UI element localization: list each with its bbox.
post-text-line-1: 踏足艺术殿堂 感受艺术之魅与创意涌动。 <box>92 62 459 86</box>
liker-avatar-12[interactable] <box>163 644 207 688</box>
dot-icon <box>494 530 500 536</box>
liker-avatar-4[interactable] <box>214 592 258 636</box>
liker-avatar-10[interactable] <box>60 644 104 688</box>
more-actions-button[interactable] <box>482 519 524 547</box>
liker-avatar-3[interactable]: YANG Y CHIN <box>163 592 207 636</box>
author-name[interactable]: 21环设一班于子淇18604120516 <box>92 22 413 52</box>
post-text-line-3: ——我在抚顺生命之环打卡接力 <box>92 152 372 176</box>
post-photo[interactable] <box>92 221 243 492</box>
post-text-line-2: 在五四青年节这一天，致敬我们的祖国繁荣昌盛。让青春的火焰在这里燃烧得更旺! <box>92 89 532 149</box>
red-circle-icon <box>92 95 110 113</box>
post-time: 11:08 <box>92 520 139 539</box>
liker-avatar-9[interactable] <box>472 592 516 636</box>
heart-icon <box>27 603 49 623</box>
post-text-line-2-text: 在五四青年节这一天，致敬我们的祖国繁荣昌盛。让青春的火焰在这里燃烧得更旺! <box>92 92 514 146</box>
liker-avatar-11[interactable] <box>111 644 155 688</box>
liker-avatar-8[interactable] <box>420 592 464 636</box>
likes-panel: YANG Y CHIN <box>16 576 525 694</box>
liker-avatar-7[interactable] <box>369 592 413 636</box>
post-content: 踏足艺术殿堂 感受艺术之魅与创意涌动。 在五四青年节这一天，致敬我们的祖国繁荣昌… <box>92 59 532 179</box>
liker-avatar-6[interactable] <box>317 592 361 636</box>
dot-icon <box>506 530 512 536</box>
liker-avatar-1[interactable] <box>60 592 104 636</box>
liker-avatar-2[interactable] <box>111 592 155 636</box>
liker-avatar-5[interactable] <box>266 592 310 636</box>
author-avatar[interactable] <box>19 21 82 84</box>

- _Descrição da tarefa_
Organize todas as linhas dos itens acima em uma lista JSON de strings, com uma string para cada linha e sem incluir linhas em branco.

- _Resposta resolvida_
[
  "UI element localization: list each with its bbox.",
  "post-text-line-1: 踏足艺术殿堂 感受艺术之魅与创意涌动。 <box>92 62 459 86</box>",
  "liker-avatar-12[interactable] <box>163 644 207 688</box>",
  "dot-icon <box>494 530 500 536</box>",
  "liker-avatar-4[interactable] <box>214 592 258 636</box>",
  "liker-avatar-10[interactable] <box>60 644 104 688</box>",
  "more-actions-button[interactable] <box>482 519 524 547</box>",
  "liker-avatar-3[interactable]: YANG Y CHIN <box>163 592 207 636</box>",
  "author-name[interactable]: 21环设一班于子淇18604120516 <box>92 22 413 52</box>",
  "post-text-line-3: ——我在抚顺生命之环打卡接力 <box>92 152 372 176</box>",
  "post-photo[interactable] <box>92 221 243 492</box>",
  "post-text-line-2: 在五四青年节这一天，致敬我们的祖国繁荣昌盛。让青春的火焰在这里燃烧得更旺! <box>92 89 532 149</box>",
  "red-circle-icon <box>92 95 110 113</box>",
  "post-time: 11:08 <box>92 520 139 539</box>",
  "liker-avatar-9[interactable] <box>472 592 516 636</box>",
  "heart-icon <box>27 603 49 623</box>",
  "post-text-line-2-text: 在五四青年节这一天，致敬我们的祖国繁荣昌盛。让青春的火焰在这里燃烧得更旺! <box>92 92 514 146</box>",
  "liker-avatar-11[interactable] <box>111 644 155 688</box>",
  "liker-avatar-8[interactable] <box>420 592 464 636</box>",
  "likes-panel: YANG Y CHIN <box>16 576 525 694</box>",
  "liker-avatar-7[interactable] <box>369 592 413 636</box>",
  "post-content: 踏足艺术殿堂 感受艺术之魅与创意涌动。 在五四青年节这一天，致敬我们的祖国繁荣昌… <box>92 59 532 179</box>",
  "liker-avatar-6[interactable] <box>317 592 361 636</box>",
  "dot-icon <box>506 530 512 536</box>",
  "liker-avatar-1[interactable] <box>60 592 104 636</box>",
  "liker-avatar-2[interactable] <box>111 592 155 636</box>",
  "liker-avatar-5[interactable] <box>266 592 310 636</box>",
  "author-avatar[interactable] <box>19 21 82 84</box>"
]